● Task directions:
Repeat, line for line, the entries printed below.

———

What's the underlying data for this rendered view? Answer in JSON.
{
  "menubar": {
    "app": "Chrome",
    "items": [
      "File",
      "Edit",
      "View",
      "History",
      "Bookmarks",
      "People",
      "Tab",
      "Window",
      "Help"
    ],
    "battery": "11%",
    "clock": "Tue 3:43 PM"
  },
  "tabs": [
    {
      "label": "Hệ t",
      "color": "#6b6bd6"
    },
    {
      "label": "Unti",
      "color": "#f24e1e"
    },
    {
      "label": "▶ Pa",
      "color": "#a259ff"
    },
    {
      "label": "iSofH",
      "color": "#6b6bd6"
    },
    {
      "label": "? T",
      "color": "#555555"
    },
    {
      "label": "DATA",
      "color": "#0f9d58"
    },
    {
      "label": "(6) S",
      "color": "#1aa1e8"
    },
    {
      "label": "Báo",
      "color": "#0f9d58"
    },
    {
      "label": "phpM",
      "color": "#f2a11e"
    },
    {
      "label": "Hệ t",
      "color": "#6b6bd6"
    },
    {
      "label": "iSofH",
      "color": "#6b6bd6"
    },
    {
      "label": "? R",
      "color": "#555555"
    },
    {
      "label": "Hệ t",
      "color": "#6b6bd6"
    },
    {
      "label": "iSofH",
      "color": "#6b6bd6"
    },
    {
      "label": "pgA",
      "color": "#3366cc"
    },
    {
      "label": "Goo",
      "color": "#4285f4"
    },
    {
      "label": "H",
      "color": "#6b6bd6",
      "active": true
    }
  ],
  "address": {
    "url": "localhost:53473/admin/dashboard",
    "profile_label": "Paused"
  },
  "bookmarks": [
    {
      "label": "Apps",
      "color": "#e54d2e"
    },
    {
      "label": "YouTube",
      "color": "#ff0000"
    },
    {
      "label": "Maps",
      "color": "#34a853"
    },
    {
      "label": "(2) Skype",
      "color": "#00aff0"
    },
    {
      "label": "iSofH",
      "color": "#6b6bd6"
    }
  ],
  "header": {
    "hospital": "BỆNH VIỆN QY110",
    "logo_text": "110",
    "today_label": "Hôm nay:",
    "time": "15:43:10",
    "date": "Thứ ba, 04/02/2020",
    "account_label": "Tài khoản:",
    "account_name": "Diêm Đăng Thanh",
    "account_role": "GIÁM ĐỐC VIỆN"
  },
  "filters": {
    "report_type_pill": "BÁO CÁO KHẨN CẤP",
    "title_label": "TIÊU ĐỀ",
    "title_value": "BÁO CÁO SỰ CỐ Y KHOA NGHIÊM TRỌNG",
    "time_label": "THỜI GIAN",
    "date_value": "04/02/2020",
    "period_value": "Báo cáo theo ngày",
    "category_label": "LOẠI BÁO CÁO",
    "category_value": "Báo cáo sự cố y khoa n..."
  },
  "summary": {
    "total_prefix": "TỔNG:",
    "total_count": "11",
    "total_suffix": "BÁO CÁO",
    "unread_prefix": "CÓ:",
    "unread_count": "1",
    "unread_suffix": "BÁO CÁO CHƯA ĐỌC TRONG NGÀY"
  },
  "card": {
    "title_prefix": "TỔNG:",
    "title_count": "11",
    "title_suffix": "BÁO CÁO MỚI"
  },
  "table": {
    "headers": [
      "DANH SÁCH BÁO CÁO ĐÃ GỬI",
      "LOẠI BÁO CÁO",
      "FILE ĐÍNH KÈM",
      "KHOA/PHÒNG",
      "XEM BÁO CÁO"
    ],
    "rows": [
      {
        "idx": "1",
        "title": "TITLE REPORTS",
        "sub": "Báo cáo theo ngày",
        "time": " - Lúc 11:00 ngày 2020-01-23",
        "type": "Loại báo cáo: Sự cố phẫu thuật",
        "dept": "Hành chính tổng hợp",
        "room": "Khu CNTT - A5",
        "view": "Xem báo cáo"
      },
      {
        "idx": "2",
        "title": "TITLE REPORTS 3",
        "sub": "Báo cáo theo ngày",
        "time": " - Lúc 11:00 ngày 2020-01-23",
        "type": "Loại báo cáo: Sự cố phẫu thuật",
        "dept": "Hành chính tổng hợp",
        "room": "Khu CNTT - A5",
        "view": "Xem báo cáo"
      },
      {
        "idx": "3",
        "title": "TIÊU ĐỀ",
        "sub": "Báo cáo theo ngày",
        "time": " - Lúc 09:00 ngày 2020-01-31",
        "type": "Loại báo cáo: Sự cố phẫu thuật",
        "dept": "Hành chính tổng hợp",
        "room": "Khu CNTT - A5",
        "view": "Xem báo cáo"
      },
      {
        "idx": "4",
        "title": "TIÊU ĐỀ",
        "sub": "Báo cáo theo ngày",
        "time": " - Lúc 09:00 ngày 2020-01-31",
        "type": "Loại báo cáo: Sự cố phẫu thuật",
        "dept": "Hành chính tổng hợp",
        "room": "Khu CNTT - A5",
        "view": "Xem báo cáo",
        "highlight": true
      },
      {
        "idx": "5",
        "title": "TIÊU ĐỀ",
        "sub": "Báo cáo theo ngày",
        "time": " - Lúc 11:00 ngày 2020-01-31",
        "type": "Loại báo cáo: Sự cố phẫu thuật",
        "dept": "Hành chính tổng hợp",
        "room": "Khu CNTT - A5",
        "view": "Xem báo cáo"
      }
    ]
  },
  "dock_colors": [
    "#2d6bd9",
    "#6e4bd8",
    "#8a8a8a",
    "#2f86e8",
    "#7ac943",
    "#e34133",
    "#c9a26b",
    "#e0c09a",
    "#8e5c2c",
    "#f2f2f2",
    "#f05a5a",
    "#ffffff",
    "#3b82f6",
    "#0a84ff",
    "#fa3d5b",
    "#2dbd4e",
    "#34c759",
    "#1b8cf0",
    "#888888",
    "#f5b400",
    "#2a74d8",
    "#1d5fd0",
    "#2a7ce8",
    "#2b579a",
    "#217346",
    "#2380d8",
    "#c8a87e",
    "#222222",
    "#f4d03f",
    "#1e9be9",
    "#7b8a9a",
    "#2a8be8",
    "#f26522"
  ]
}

———

● Response:
What's the underlying data for this rendered view? Answer in JSON.
{
  "menubar": {
    "app": "Chrome",
    "items": [
      "File",
      "Edit",
      "View",
      "History",
      "Bookmarks",
      "People",
      "Tab",
      "Window",
      "Help"
    ],
    "battery": "11%",
    "clock": "Tue 3:43 PM"
  },
  "tabs": [
    {
      "label": "Hệ t",
      "color": "#6b6bd6"
    },
    {
      "label": "Unti",
      "color": "#f24e1e"
    },
    {
      "label": "▶ Pa",
      "color": "#a259ff"
    },
    {
      "label": "iSofH",
      "color": "#6b6bd6"
    },
    {
      "label": "? T",
      "color": "#555555"
    },
    {
      "label": "DATA",
      "color": "#0f9d58"
    },
    {
      "label": "(6) S",
      "color": "#1aa1e8"
    },
    {
      "label": "Báo",
      "color": "#0f9d58"
    },
    {
      "label": "phpM",
      "color": "#f2a11e"
    },
    {
      "label": "Hệ t",
      "color": "#6b6bd6"
    },
    {
      "label": "iSofH",
      "color": "#6b6bd6"
    },
    {
      "label": "? R",
      "color": "#555555"
    },
    {
      "label": "Hệ t",
      "color": "#6b6bd6"
    },
    {
      "label": "iSofH",
      "color": "#6b6bd6"
    },
    {
      "label": "pgA",
      "color": "#3366cc"
    },
    {
      "label": "Goo",
      "color": "#4285f4"
    },
    {
      "label": "H",
      "color": "#6b6bd6",
      "active": true
    }
  ],
  "address": {
    "url": "localhost:53473/admin/dashboard",
    "profile_label": "Paused"
  },
  "bookmarks": [
    {
      "label": "Apps",
      "color": "#e54d2e"
    },
    {
      "label": "YouTube",
      "color": "#ff0000"
    },
    {
      "label": "Maps",
      "color": "#34a853"
    },
    {
      "label": "(2) Skype",
      "color": "#00aff0"
    },
    {
      "label": "iSofH",
      "color": "#6b6bd6"
    }
  ],
  "header": {
    "hospital": "BỆNH VIỆN QY110",
    "logo_text": "110",
    "today_label": "Hôm nay:",
    "time": "15:43:10",
    "date": "Thứ ba, 04/02/2020",
    "account_label": "Tài khoản:",
    "account_name": "Diêm Đăng Thanh",
    "account_role": "GIÁM ĐỐC VIỆN"
  },
  "filters": {
    "report_type_pill": "BÁO CÁO KHẨN CẤP",
    "title_label": "TIÊU ĐỀ",
    "title_value": "BÁO CÁO SỰ CỐ Y KHOA NGHIÊM TRỌNG",
    "time_label": "THỜI GIAN",
    "date_value": "04/02/2020",
    "period_value": "Báo cáo theo ngày",
    "category_label": "LOẠI BÁO CÁO",
    "category_value": "Báo cáo sự cố y khoa n..."
  },
  "summary": {
    "total_prefix": "TỔNG:",
    "total_count": "11",
    "total_suffix": "BÁO CÁO",
    "unread_prefix": "CÓ:",
    "unread_count": "1",
    "unread_suffix": "BÁO CÁO CHƯA ĐỌC TRONG NGÀY"
  },
  "card": {
    "title_prefix": "TỔNG:",
    "title_count": "11",
    "title_suffix": "BÁO CÁO MỚI"
  },
  "table": {
    "headers": [
      "DANH SÁCH BÁO CÁO ĐÃ GỬI",
      "LOẠI BÁO CÁO",
      "FILE ĐÍNH KÈM",
      "KHOA/PHÒNG",
      "XEM BÁO CÁO"
    ],
    "rows": [
      {
        "idx": "1",
        "title": "TITLE REPORTS",
        "sub": "Báo cáo theo ngày",
        "time": " - Lúc 11:00 ngày 2020-01-23",
        "type": "Loại báo cáo: Sự cố phẫu thuật",
        "dept": "Hành chính tổng hợp",
        "room": "Khu CNTT - A5",
        "view": "Xem báo cáo"
      },
      {
        "idx": "2",
        "title": "TITLE REPORTS 3",
        "sub": "Báo cáo theo ngày",
        "time": " - Lúc 11:00 ngày 2020-01-23",
        "type": "Loại báo cáo: Sự cố phẫu thuật",
        "dept": "Hành chính tổng hợp",
        "room": "Khu CNTT - A5",
        "view": "Xem báo cáo"
      },
      {
        "idx": "3",
        "title": "TIÊU ĐỀ",
        "sub": "Báo cáo theo ngày",
        "time": " - Lúc 09:00 ngày 2020-01-31",
        "type": "Loại báo cáo: Sự cố phẫu thuật",
        "dept": "Hành chính tổng hợp",
        "room": "Khu CNTT - A5",
        "view": "Xem báo cáo"
      },
      {
        "idx": "4",
        "title": "TIÊU ĐỀ",
        "sub": "Báo cáo theo ngày",
        "time": " - Lúc 09:00 ngày 2020-01-31",
        "type": "Loại báo cáo: Sự cố phẫu thuật",
        "dept": "Hành chính tổng hợp",
        "room": "Khu CNTT - A5",
        "view": "Xem báo cáo",
        "highlight": true
      },
      {
        "idx": "5",
        "title": "TIÊU ĐỀ",
        "sub": "Báo cáo theo ngày",
        "time": " - Lúc 11:00 ngày 2020-01-31",
        "type": "Loại báo cáo: Sự cố phẫu thuật",
        "dept": "Hành chính tổng hợp",
        "room": "Khu CNTT - A5",
        "view": "Xem báo cáo"
      }
    ]
  },
  "dock_colors": [
    "#2d6bd9",
    "#6e4bd8",
    "#8a8a8a",
    "#2f86e8",
    "#7ac943",
    "#e34133",
    "#c9a26b",
    "#e0c09a",
    "#8e5c2c",
    "#f2f2f2",
    "#f05a5a",
    "#ffffff",
    "#3b82f6",
    "#0a84ff",
    "#fa3d5b",
    "#2dbd4e",
    "#34c759",
    "#1b8cf0",
    "#888888",
    "#f5b400",
    "#2a74d8",
    "#1d5fd0",
    "#2a7ce8",
    "#2b579a",
    "#217346",
    "#2380d8",
    "#c8a87e",
    "#222222",
    "#f4d03f",
    "#1e9be9",
    "#7b8a9a",
    "#2a8be8",
    "#f26522"
  ]
}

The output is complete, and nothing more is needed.